▸ **Given exercise**
Copy every record exactly, and keep the pictures out.

▸ **Material shown**
## BEGIN

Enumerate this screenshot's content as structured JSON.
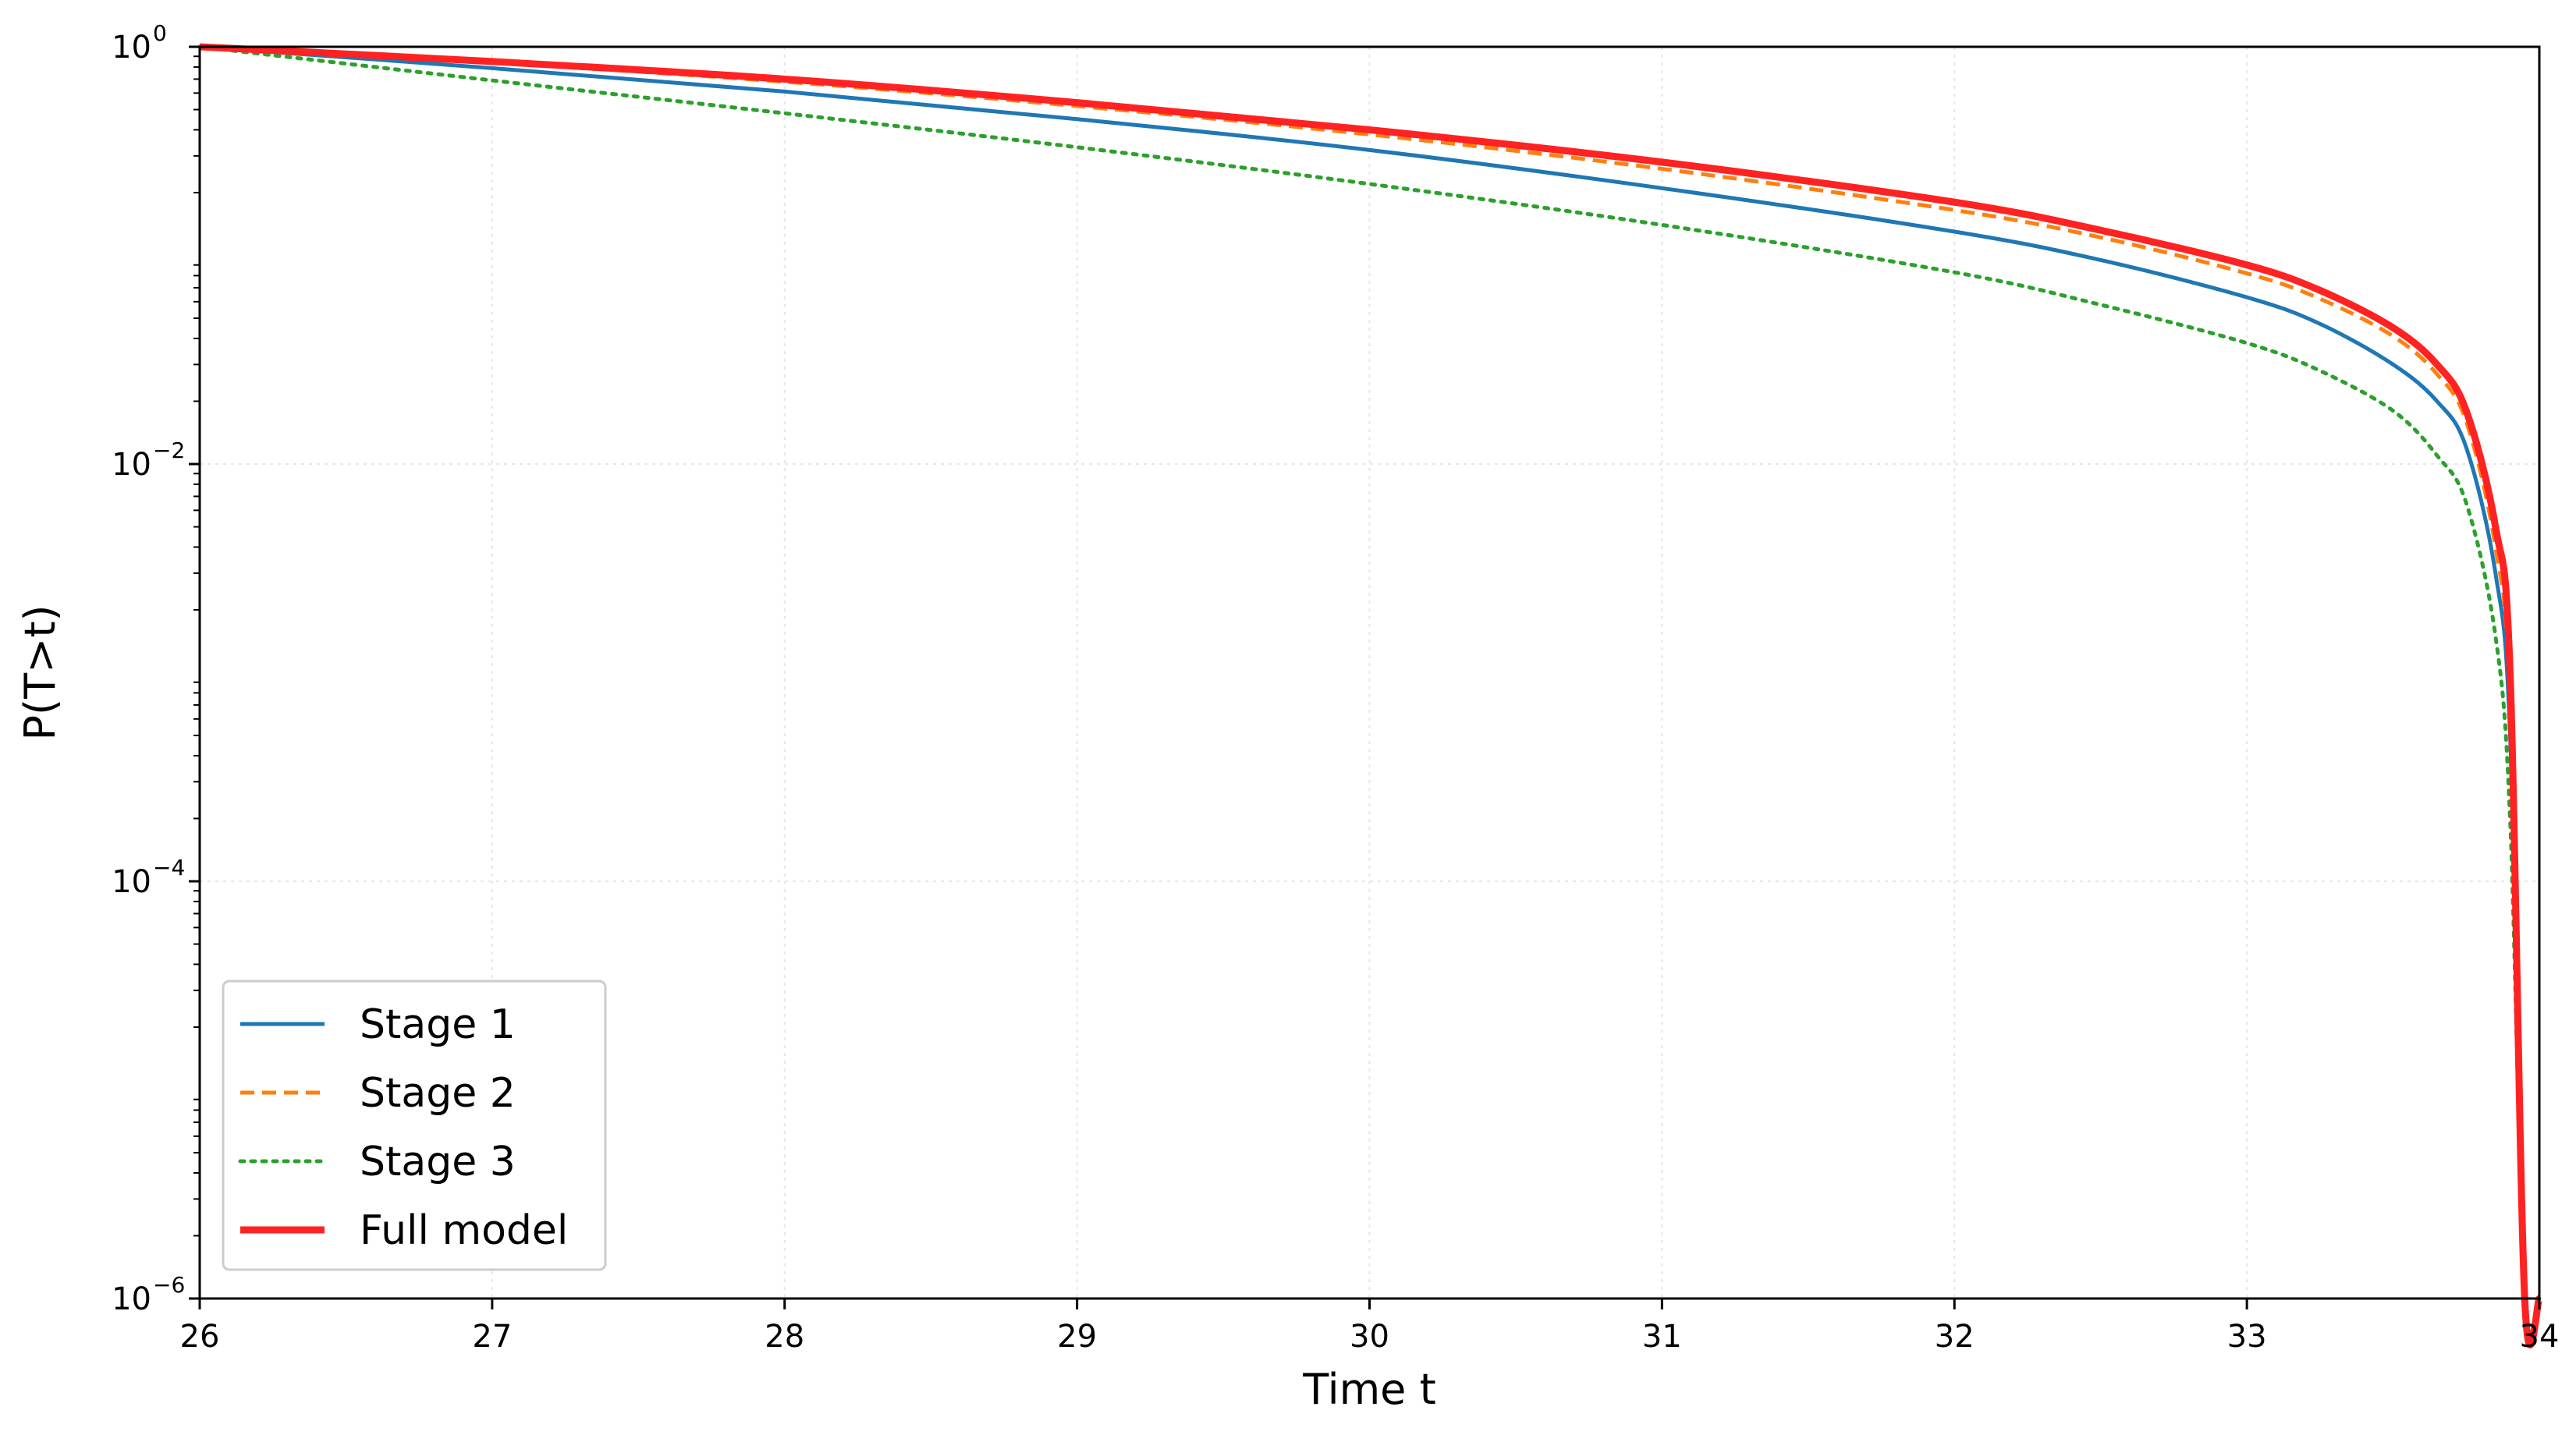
{
  "chart_data": {
    "type": "line",
    "xlabel": "Time t",
    "ylabel": "P(T>t)",
    "xlim": [
      26,
      34
    ],
    "ylim": [
      1e-06,
      1
    ],
    "yscale": "log",
    "grid": true,
    "legend_placement": "lower-left",
    "x_ticks": [
      "26",
      "27",
      "28",
      "29",
      "30",
      "31",
      "32",
      "33",
      "34"
    ],
    "y_ticks": [
      {
        "value": 1,
        "base": "10",
        "exp": "0"
      },
      {
        "value": 0.01,
        "base": "10",
        "exp": "−2"
      },
      {
        "value": 0.0001,
        "base": "10",
        "exp": "−4"
      },
      {
        "value": 1e-06,
        "base": "10",
        "exp": "−6"
      }
    ],
    "x": [
      26,
      27,
      28,
      29,
      30,
      31,
      32,
      32.5,
      33,
      33.25,
      33.5,
      33.65,
      33.75,
      33.85,
      33.9,
      33.95,
      34
    ],
    "series": [
      {
        "name": "Stage 1",
        "color": "#1f77b4",
        "style": "solid",
        "values": [
          1.0,
          0.79,
          0.61,
          0.45,
          0.32,
          0.21,
          0.13,
          0.095,
          0.063,
          0.047,
          0.03,
          0.02,
          0.012,
          0.003,
          0.0005,
          1e-06,
          1e-06
        ]
      },
      {
        "name": "Stage 2",
        "color": "#ff7f0e",
        "style": "dashed",
        "values": [
          1.0,
          0.84,
          0.68,
          0.52,
          0.38,
          0.26,
          0.165,
          0.122,
          0.082,
          0.062,
          0.041,
          0.027,
          0.016,
          0.004,
          0.0007,
          1e-06,
          1e-06
        ]
      },
      {
        "name": "Stage 3",
        "color": "#2ca02c",
        "style": "dotted",
        "values": [
          1.0,
          0.69,
          0.48,
          0.33,
          0.22,
          0.14,
          0.083,
          0.058,
          0.038,
          0.028,
          0.018,
          0.011,
          0.0065,
          0.0015,
          0.0002,
          1e-06,
          1e-06
        ]
      },
      {
        "name": "Full model",
        "color": "#ff2222",
        "style": "solid-thick",
        "values": [
          1.0,
          0.85,
          0.7,
          0.54,
          0.4,
          0.28,
          0.18,
          0.132,
          0.09,
          0.068,
          0.045,
          0.03,
          0.018,
          0.005,
          0.001,
          1e-06,
          1e-06
        ]
      }
    ]
  }
}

## END

▸ **Output**
Enumerate this screenshot's content as structured JSON.
{
  "chart_data": {
    "type": "line",
    "xlabel": "Time t",
    "ylabel": "P(T>t)",
    "xlim": [
      26,
      34
    ],
    "ylim": [
      1e-06,
      1
    ],
    "yscale": "log",
    "grid": true,
    "legend_placement": "lower-left",
    "x_ticks": [
      "26",
      "27",
      "28",
      "29",
      "30",
      "31",
      "32",
      "33",
      "34"
    ],
    "y_ticks": [
      {
        "value": 1,
        "base": "10",
        "exp": "0"
      },
      {
        "value": 0.01,
        "base": "10",
        "exp": "−2"
      },
      {
        "value": 0.0001,
        "base": "10",
        "exp": "−4"
      },
      {
        "value": 1e-06,
        "base": "10",
        "exp": "−6"
      }
    ],
    "x": [
      26,
      27,
      28,
      29,
      30,
      31,
      32,
      32.5,
      33,
      33.25,
      33.5,
      33.65,
      33.75,
      33.85,
      33.9,
      33.95,
      34
    ],
    "series": [
      {
        "name": "Stage 1",
        "color": "#1f77b4",
        "style": "solid",
        "values": [
          1.0,
          0.79,
          0.61,
          0.45,
          0.32,
          0.21,
          0.13,
          0.095,
          0.063,
          0.047,
          0.03,
          0.02,
          0.012,
          0.003,
          0.0005,
          1e-06,
          1e-06
        ]
      },
      {
        "name": "Stage 2",
        "color": "#ff7f0e",
        "style": "dashed",
        "values": [
          1.0,
          0.84,
          0.68,
          0.52,
          0.38,
          0.26,
          0.165,
          0.122,
          0.082,
          0.062,
          0.041,
          0.027,
          0.016,
          0.004,
          0.0007,
          1e-06,
          1e-06
        ]
      },
      {
        "name": "Stage 3",
        "color": "#2ca02c",
        "style": "dotted",
        "values": [
          1.0,
          0.69,
          0.48,
          0.33,
          0.22,
          0.14,
          0.083,
          0.058,
          0.038,
          0.028,
          0.018,
          0.011,
          0.0065,
          0.0015,
          0.0002,
          1e-06,
          1e-06
        ]
      },
      {
        "name": "Full model",
        "color": "#ff2222",
        "style": "solid-thick",
        "values": [
          1.0,
          0.85,
          0.7,
          0.54,
          0.4,
          0.28,
          0.18,
          0.132,
          0.09,
          0.068,
          0.045,
          0.03,
          0.018,
          0.005,
          0.001,
          1e-06,
          1e-06
        ]
      }
    ]
  }
}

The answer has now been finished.